» **Task statement**: Lift every line from the entries that includes the word "oder".

» **Dataset entries**:
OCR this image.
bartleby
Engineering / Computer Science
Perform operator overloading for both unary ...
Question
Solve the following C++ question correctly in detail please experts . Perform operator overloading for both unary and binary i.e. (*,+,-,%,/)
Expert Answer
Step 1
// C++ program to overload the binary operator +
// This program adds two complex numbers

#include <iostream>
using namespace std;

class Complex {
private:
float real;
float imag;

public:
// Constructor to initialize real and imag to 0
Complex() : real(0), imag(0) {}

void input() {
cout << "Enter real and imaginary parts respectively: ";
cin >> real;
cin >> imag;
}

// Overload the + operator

* * *

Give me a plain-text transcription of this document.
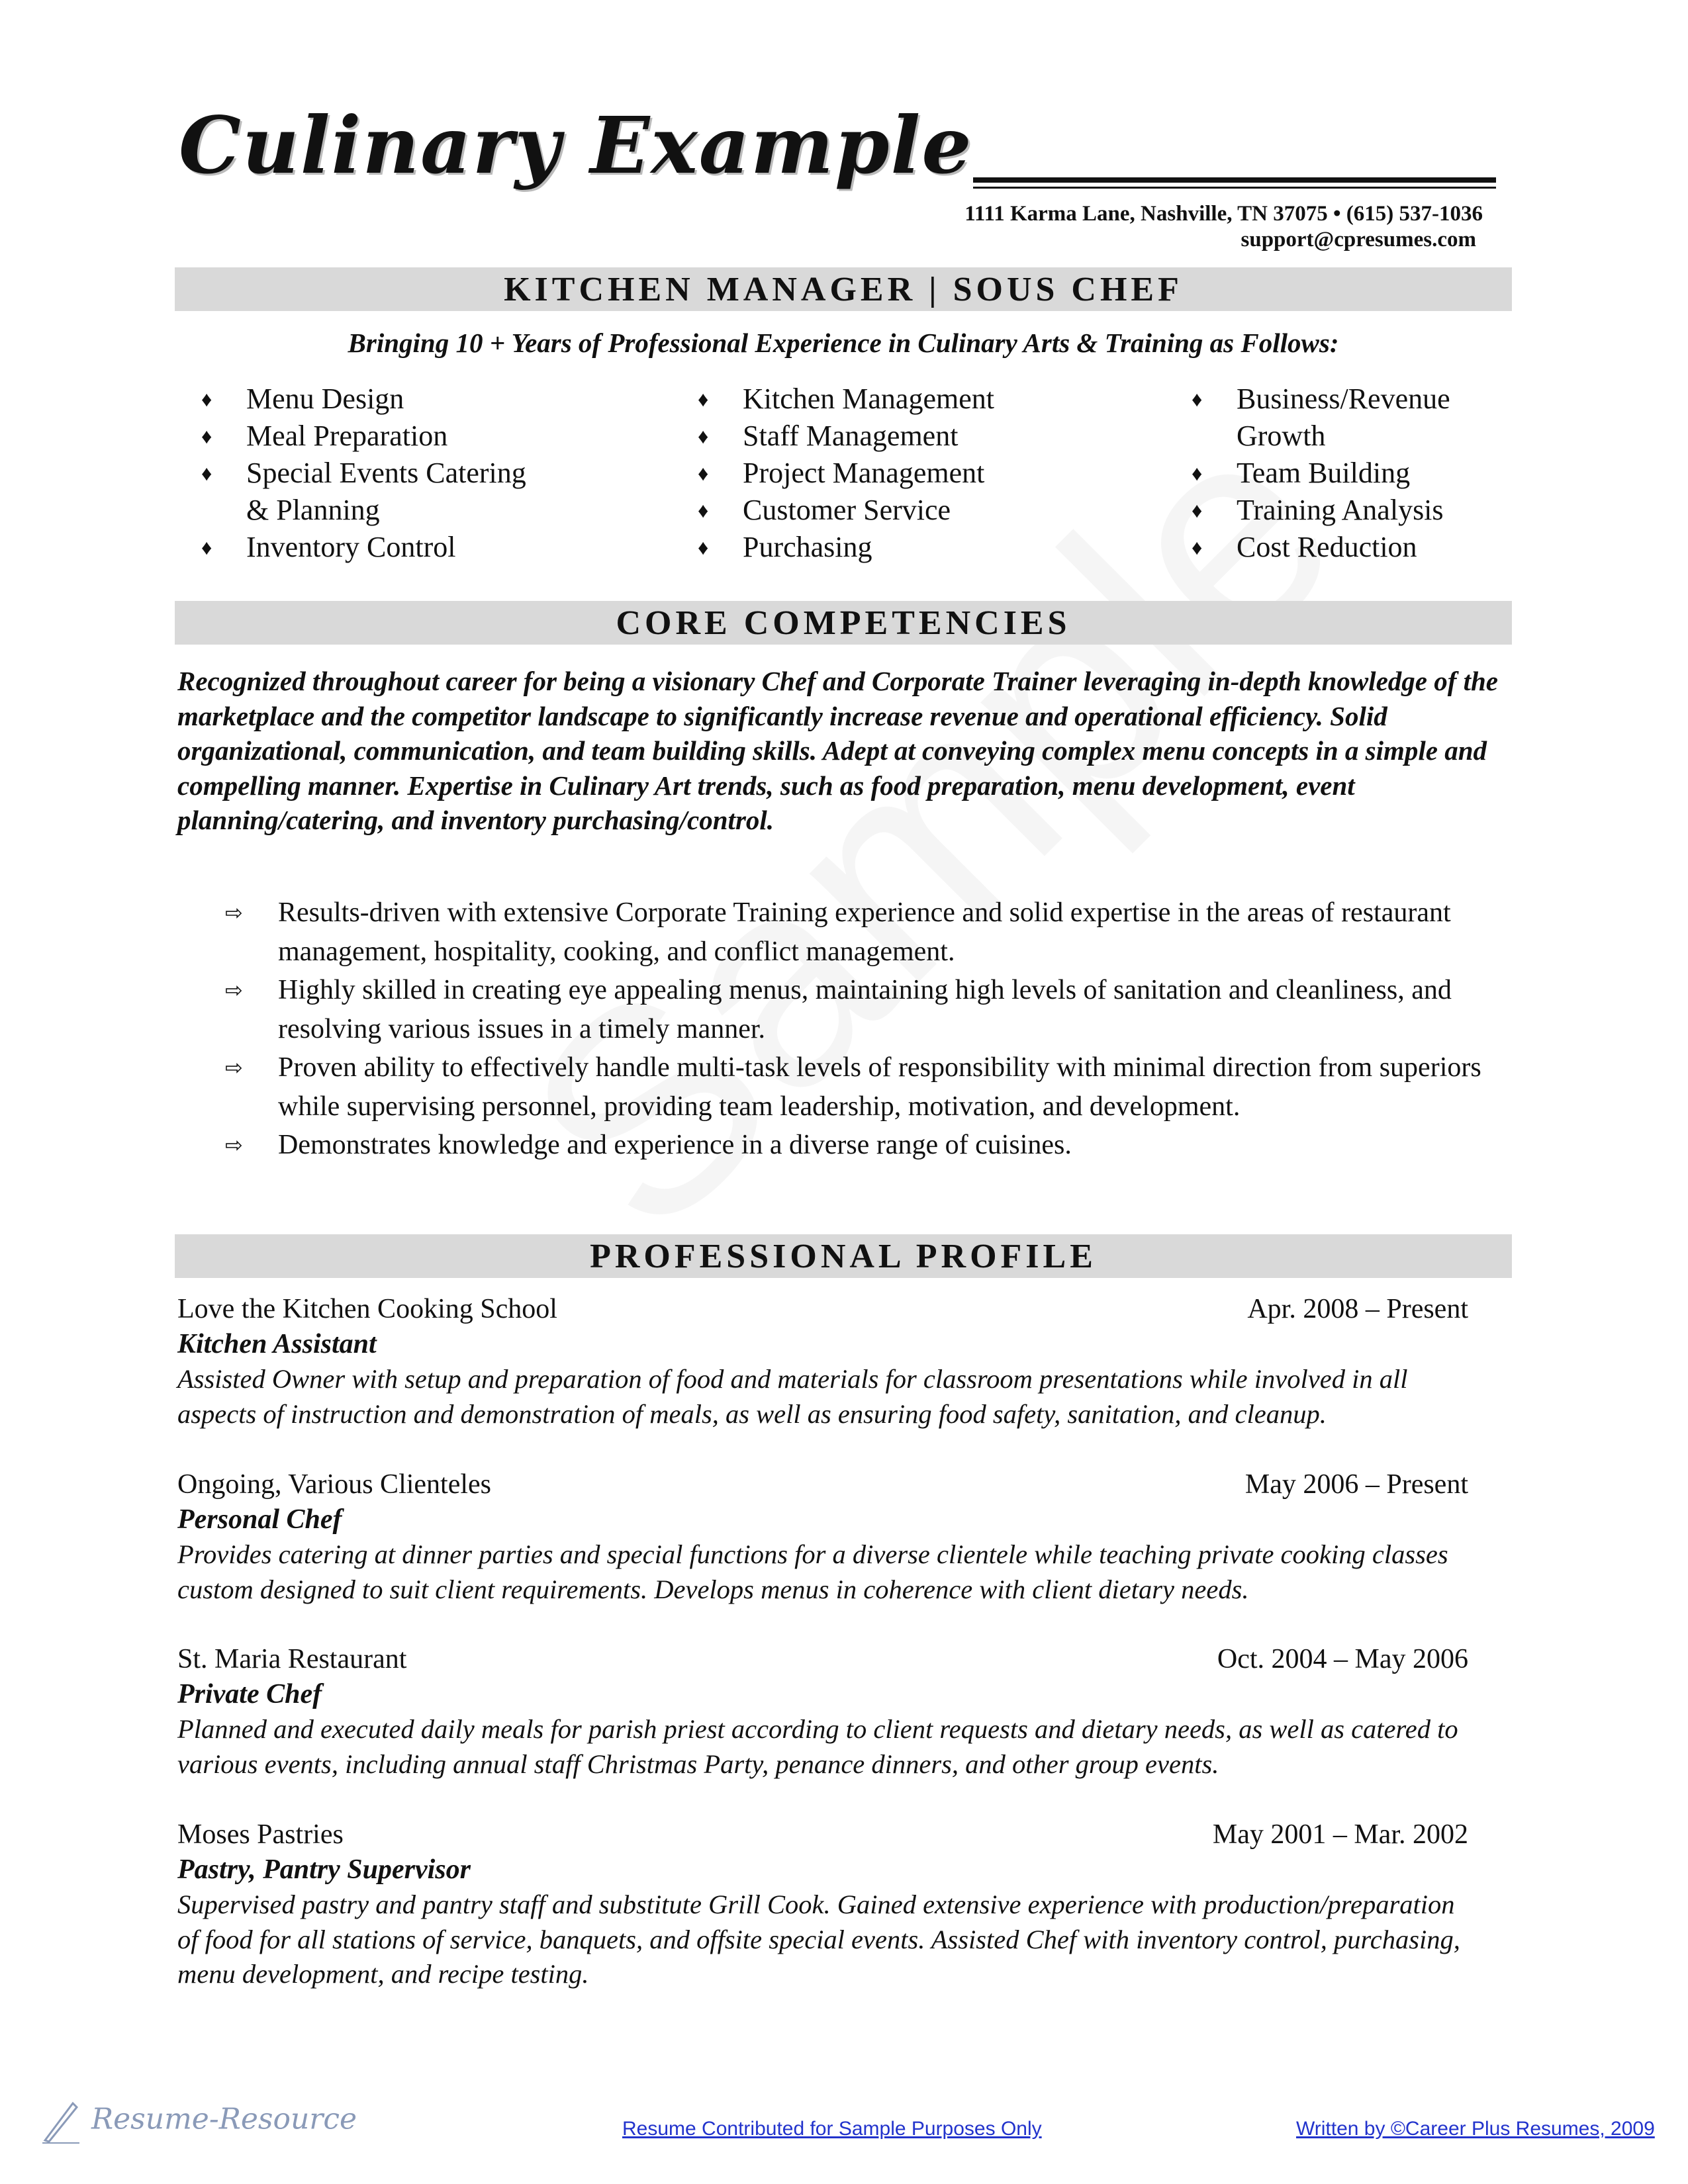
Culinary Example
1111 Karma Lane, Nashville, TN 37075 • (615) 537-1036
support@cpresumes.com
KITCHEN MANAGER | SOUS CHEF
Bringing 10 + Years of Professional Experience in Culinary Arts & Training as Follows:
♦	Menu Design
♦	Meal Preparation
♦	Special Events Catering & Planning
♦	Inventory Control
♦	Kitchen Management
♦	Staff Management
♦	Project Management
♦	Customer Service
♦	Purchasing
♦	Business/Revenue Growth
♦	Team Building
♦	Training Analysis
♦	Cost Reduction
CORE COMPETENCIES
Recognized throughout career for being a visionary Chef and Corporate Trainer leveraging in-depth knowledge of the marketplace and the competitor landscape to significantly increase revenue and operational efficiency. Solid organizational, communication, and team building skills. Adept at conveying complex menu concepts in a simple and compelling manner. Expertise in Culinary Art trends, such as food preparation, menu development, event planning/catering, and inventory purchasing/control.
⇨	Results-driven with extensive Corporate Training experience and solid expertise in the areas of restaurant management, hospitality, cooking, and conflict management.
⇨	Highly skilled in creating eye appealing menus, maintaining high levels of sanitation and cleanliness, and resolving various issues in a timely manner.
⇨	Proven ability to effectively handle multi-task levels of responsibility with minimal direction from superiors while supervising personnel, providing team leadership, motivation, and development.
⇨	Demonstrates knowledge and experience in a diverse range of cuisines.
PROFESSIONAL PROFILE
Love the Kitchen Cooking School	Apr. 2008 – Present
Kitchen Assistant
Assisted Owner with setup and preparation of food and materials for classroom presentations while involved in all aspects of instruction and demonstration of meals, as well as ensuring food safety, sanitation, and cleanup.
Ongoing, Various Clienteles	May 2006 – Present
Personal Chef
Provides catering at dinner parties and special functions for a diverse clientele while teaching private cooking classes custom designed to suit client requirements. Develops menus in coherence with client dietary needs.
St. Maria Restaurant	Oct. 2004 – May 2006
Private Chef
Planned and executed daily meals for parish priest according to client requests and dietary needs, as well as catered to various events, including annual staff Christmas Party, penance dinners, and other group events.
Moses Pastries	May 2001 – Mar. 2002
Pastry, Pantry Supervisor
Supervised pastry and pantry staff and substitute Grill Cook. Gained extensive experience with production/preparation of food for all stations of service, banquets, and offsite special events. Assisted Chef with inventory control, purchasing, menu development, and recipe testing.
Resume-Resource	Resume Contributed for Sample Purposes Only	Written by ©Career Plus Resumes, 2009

--

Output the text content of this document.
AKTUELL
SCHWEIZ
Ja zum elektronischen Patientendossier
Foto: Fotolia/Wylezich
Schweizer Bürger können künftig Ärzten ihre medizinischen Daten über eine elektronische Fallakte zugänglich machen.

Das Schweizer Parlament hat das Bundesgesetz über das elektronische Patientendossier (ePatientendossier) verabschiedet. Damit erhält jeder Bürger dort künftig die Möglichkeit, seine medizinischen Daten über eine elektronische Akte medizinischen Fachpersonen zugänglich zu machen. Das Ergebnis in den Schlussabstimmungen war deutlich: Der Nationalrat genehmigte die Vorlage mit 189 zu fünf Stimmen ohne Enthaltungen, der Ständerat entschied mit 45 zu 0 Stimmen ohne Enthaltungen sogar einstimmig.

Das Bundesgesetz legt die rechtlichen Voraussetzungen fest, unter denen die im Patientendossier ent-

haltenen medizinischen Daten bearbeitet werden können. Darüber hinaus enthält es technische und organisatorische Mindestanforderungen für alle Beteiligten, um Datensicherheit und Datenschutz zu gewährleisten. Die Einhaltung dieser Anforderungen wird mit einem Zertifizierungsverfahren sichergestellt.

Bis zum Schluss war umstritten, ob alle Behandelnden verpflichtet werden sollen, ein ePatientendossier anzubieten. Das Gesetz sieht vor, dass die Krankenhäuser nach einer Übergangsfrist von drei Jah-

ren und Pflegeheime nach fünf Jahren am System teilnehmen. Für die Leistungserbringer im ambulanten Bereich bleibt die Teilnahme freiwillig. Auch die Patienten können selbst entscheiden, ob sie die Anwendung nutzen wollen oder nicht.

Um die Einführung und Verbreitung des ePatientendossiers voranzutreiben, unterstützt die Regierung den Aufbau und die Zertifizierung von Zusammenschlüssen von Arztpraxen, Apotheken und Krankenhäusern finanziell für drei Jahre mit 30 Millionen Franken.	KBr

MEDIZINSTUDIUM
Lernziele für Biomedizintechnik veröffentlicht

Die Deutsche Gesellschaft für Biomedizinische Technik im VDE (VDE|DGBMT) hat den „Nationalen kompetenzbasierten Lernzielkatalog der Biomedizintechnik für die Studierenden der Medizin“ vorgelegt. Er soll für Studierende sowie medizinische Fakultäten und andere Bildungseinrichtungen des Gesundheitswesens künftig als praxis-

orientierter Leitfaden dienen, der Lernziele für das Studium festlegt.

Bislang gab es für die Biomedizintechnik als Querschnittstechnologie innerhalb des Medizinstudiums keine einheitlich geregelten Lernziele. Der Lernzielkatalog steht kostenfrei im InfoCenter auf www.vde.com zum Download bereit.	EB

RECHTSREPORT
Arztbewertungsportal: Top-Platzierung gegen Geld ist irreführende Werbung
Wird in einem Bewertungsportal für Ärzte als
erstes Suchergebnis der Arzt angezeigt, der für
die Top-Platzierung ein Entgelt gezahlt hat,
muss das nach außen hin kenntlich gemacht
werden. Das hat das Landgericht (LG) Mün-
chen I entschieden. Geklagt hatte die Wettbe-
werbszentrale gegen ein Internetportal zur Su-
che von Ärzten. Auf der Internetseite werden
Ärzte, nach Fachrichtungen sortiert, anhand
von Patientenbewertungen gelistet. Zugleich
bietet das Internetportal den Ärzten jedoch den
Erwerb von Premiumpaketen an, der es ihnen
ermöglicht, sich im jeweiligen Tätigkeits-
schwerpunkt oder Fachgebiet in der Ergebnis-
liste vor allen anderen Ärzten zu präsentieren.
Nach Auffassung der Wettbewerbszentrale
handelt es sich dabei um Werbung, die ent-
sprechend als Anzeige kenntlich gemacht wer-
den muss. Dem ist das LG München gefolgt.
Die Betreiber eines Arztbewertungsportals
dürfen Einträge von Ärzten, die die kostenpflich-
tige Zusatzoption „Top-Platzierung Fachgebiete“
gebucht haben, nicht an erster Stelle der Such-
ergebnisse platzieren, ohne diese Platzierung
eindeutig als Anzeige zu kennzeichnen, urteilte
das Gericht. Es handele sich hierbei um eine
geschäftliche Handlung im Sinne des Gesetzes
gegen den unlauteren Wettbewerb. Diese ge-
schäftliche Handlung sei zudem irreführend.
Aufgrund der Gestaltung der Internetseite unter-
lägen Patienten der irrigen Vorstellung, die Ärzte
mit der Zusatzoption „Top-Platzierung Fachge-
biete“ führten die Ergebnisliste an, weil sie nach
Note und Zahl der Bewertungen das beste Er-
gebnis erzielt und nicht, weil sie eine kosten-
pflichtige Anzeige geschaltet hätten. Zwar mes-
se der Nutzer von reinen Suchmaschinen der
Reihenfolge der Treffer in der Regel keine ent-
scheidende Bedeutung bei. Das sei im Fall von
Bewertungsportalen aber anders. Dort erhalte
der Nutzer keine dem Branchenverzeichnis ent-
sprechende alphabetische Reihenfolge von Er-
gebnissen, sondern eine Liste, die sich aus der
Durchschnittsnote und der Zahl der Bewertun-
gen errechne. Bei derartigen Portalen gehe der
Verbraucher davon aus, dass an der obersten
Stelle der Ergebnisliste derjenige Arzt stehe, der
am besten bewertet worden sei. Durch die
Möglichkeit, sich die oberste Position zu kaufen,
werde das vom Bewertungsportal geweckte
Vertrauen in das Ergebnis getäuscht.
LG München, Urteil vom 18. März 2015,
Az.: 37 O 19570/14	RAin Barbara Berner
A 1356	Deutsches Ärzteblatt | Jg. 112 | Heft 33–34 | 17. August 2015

» **Written answer**:
ren und Pflegeheime nach fünf Jahren am System teilnehmen. Für die Leistungserbringer im ambulanten Bereich bleibt die Teilnahme freiwillig. Auch die Patienten können selbst entscheiden, ob sie die Anwendung nutzen wollen oder nicht.
schwerpunkt oder Fachgebiet in der Ergebnis-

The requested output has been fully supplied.